INSTRUCTIONS FOR THE TASK
Write out every line of the material exactly as it appears.

RECORDS TO USE
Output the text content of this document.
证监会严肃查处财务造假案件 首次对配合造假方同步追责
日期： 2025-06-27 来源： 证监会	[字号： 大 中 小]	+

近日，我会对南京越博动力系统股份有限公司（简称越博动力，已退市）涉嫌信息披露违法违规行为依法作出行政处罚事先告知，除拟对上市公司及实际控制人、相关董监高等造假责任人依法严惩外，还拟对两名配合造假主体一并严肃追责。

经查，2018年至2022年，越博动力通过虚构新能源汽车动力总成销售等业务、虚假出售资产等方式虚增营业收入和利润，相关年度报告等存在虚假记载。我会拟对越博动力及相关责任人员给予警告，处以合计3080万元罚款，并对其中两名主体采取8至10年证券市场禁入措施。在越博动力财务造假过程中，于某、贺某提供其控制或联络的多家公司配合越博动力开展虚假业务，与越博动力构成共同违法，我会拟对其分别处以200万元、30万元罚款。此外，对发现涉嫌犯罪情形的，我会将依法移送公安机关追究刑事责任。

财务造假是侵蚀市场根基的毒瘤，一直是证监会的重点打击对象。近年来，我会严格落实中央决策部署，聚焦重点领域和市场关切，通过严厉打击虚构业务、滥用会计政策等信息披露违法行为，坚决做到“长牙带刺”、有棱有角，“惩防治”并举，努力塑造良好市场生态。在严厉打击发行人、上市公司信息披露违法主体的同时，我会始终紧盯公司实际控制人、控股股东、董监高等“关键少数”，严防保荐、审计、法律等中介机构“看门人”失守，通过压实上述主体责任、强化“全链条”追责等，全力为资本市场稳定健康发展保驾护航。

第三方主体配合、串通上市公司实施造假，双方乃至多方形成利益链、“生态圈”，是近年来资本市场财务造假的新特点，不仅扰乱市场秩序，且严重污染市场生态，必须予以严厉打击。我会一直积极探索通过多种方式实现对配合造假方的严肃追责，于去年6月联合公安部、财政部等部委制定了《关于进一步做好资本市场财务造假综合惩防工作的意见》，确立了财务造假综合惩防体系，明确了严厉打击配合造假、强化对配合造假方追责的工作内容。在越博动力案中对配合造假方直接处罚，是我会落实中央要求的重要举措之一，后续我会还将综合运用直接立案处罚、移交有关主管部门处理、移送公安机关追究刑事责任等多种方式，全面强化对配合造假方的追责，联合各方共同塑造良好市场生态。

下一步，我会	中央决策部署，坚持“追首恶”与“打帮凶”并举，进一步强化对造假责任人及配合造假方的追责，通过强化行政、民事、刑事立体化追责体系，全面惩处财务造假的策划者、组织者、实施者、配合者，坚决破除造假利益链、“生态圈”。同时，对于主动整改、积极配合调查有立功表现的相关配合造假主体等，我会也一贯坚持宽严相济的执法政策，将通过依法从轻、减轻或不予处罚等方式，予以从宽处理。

FINISHED EXERCISE
Output the text content of this document.
证监会严肃查处财务造假案件 首次对配合造假方同步追责
日期： 2025-06-27 来源： 证监会	[字号： 大 中 小]	+

近日，我会对南京越博动力系统股份有限公司（简称越博动力，已退市）涉嫌信息披露违法违规行为依法作出行政处罚事先告知，除拟对上市公司及实际控制人、相关董监高等造假责任人依法严惩外，还拟对两名配合造假主体一并严肃追责。

经查，2018年至2022年，越博动力通过虚构新能源汽车动力总成销售等业务、虚假出售资产等方式虚增营业收入和利润，相关年度报告等存在虚假记载。我会拟对越博动力及相关责任人员给予警告，处以合计3080万元罚款，并对其中两名主体采取8至10年证券市场禁入措施。在越博动力财务造假过程中，于某、贺某提供其控制或联络的多家公司配合越博动力开展虚假业务，与越博动力构成共同违法，我会拟对其分别处以200万元、30万元罚款。此外，对发现涉嫌犯罪情形的，我会将依法移送公安机关追究刑事责任。

财务造假是侵蚀市场根基的毒瘤，一直是证监会的重点打击对象。近年来，我会严格落实中央决策部署，聚焦重点领域和市场关切，通过严厉打击虚构业务、滥用会计政策等信息披露违法行为，坚决做到“长牙带刺”、有棱有角，“惩防治”并举，努力塑造良好市场生态。在严厉打击发行人、上市公司信息披露违法主体的同时，我会始终紧盯公司实际控制人、控股股东、董监高等“关键少数”，严防保荐、审计、法律等中介机构“看门人”失守，通过压实上述主体责任、强化“全链条”追责等，全力为资本市场稳定健康发展保驾护航。

第三方主体配合、串通上市公司实施造假，双方乃至多方形成利益链、“生态圈”，是近年来资本市场财务造假的新特点，不仅扰乱市场秩序，且严重污染市场生态，必须予以严厉打击。我会一直积极探索通过多种方式实现对配合造假方的严肃追责，于去年6月联合公安部、财政部等部委制定了《关于进一步做好资本市场财务造假综合惩防工作的意见》，确立了财务造假综合惩防体系，明确了严厉打击配合造假、强化对配合造假方追责的工作内容。在越博动力案中对配合造假方直接处罚，是我会落实中央要求的重要举措之一，后续我会还将综合运用直接立案处罚、移交有关主管部门处理、移送公安机关追究刑事责任等多种方式，全面强化对配合造假方的追责，联合各方共同塑造良好市场生态。

下一步，我会	中央决策部署，坚持“追首恶”与“打帮凶”并举，进一步强化对造假责任人及配合造假方的追责，通过强化行政、民事、刑事立体化追责体系，全面惩处财务造假的策划者、组织者、实施者、配合者，坚决破除造假利益链、“生态圈”。同时，对于主动整改、积极配合调查有立功表现的相关配合造假主体等，我会也一贯坚持宽严相济的执法政策，将通过依法从轻、减轻或不予处罚等方式，予以从宽处理。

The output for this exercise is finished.